-- start of ENTRIES SUPPLIED --

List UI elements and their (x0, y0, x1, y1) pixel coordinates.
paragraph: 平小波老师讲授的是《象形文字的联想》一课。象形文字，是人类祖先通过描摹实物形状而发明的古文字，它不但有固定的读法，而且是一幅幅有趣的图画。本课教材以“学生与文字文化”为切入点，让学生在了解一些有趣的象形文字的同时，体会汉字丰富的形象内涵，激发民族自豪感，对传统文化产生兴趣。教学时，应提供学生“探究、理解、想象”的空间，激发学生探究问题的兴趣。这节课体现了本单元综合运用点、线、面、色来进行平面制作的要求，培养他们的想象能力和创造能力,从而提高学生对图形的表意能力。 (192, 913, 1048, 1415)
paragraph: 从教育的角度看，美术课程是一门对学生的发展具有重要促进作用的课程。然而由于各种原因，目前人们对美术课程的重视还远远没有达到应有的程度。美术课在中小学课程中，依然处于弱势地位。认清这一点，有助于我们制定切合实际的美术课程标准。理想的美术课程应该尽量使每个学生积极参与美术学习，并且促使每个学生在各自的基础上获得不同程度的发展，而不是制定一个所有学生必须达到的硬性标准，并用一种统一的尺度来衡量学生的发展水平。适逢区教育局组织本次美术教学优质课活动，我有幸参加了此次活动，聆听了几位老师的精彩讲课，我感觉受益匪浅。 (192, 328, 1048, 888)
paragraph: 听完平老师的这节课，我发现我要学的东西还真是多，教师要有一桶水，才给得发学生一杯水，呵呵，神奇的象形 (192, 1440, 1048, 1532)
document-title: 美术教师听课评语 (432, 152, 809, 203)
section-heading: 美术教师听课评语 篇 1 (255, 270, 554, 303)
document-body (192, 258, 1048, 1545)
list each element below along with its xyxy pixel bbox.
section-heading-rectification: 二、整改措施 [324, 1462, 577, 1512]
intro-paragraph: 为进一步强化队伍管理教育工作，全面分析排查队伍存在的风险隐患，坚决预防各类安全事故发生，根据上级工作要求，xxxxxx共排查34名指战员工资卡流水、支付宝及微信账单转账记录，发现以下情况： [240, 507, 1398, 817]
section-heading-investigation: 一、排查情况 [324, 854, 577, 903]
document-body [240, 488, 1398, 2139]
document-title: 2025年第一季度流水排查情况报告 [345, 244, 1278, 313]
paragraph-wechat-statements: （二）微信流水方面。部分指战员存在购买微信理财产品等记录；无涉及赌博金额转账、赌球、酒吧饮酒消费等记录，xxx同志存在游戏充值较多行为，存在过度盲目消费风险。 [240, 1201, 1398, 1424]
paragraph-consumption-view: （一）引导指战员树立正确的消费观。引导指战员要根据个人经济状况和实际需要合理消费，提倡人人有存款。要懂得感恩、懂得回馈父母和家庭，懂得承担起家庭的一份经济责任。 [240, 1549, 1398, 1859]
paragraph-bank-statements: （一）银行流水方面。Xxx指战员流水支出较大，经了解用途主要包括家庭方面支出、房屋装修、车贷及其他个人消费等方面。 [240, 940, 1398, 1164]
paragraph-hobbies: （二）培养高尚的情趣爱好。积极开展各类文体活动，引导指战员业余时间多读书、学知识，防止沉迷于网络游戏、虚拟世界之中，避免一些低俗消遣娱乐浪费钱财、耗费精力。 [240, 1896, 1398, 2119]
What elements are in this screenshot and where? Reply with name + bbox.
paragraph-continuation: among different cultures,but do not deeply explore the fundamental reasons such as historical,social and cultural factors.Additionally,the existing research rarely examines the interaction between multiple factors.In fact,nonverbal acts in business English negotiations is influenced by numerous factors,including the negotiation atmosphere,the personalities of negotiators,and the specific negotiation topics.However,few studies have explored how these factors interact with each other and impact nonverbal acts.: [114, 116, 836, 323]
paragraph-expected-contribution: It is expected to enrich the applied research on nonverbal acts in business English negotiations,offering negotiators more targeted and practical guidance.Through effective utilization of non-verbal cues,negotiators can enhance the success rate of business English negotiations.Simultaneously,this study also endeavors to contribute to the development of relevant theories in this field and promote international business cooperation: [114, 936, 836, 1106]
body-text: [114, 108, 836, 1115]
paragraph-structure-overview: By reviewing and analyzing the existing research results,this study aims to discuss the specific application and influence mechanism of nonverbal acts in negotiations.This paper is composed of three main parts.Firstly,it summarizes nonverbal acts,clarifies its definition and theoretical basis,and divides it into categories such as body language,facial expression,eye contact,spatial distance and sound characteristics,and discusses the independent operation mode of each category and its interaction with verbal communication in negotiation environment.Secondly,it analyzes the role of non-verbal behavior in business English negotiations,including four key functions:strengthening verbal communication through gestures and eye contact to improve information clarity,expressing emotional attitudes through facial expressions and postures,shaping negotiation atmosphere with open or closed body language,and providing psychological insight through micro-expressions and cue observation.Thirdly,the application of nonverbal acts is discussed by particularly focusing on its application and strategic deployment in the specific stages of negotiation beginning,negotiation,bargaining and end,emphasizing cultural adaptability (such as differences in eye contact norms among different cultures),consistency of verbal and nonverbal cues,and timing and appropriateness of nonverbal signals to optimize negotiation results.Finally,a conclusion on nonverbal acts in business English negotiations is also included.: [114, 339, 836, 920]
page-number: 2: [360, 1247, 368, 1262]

-- end of ENTRIES SUPPLIED --

WHAT YOU ARE ASKED TO DO.
Please copy the items above word for word, from the first line through the line with "What elements are", including that line.

OUTPUT OF THE EXERCISE.
List UI elements and their (x0, y0, x1, y1) pixel coordinates.
paragraph: 平小波老师讲授的是《象形文字的联想》一课。象形文字，是人类祖先通过描摹实物形状而发明的古文字，它不但有固定的读法，而且是一幅幅有趣的图画。本课教材以“学生与文字文化”为切入点，让学生在了解一些有趣的象形文字的同时，体会汉字丰富的形象内涵，激发民族自豪感，对传统文化产生兴趣。教学时，应提供学生“探究、理解、想象”的空间，激发学生探究问题的兴趣。这节课体现了本单元综合运用点、线、面、色来进行平面制作的要求，培养他们的想象能力和创造能力,从而提高学生对图形的表意能力。 (192, 913, 1048, 1415)
paragraph: 从教育的角度看，美术课程是一门对学生的发展具有重要促进作用的课程。然而由于各种原因，目前人们对美术课程的重视还远远没有达到应有的程度。美术课在中小学课程中，依然处于弱势地位。认清这一点，有助于我们制定切合实际的美术课程标准。理想的美术课程应该尽量使每个学生积极参与美术学习，并且促使每个学生在各自的基础上获得不同程度的发展，而不是制定一个所有学生必须达到的硬性标准，并用一种统一的尺度来衡量学生的发展水平。适逢区教育局组织本次美术教学优质课活动，我有幸参加了此次活动，聆听了几位老师的精彩讲课，我感觉受益匪浅。 (192, 328, 1048, 888)
paragraph: 听完平老师的这节课，我发现我要学的东西还真是多，教师要有一桶水，才给得发学生一杯水，呵呵，神奇的象形 (192, 1440, 1048, 1532)
document-title: 美术教师听课评语 (432, 152, 809, 203)
section-heading: 美术教师听课评语 篇 1 (255, 270, 554, 303)
document-body (192, 258, 1048, 1545)
list each element below along with its xyxy pixel bbox.
section-heading-rectification: 二、整改措施 [324, 1462, 577, 1512]
intro-paragraph: 为进一步强化队伍管理教育工作，全面分析排查队伍存在的风险隐患，坚决预防各类安全事故发生，根据上级工作要求，xxxxxx共排查34名指战员工资卡流水、支付宝及微信账单转账记录，发现以下情况： [240, 507, 1398, 817]
section-heading-investigation: 一、排查情况 [324, 854, 577, 903]
document-body [240, 488, 1398, 2139]
document-title: 2025年第一季度流水排查情况报告 [345, 244, 1278, 313]
paragraph-wechat-statements: （二）微信流水方面。部分指战员存在购买微信理财产品等记录；无涉及赌博金额转账、赌球、酒吧饮酒消费等记录，xxx同志存在游戏充值较多行为，存在过度盲目消费风险。 [240, 1201, 1398, 1424]
paragraph-consumption-view: （一）引导指战员树立正确的消费观。引导指战员要根据个人经济状况和实际需要合理消费，提倡人人有存款。要懂得感恩、懂得回馈父母和家庭，懂得承担起家庭的一份经济责任。 [240, 1549, 1398, 1859]
paragraph-bank-statements: （一）银行流水方面。Xxx指战员流水支出较大，经了解用途主要包括家庭方面支出、房屋装修、车贷及其他个人消费等方面。 [240, 940, 1398, 1164]
paragraph-hobbies: （二）培养高尚的情趣爱好。积极开展各类文体活动，引导指战员业余时间多读书、学知识，防止沉迷于网络游戏、虚拟世界之中，避免一些低俗消遣娱乐浪费钱财、耗费精力。 [240, 1896, 1398, 2119]
What elements are in this screenshot and where? Reply with name + bbox.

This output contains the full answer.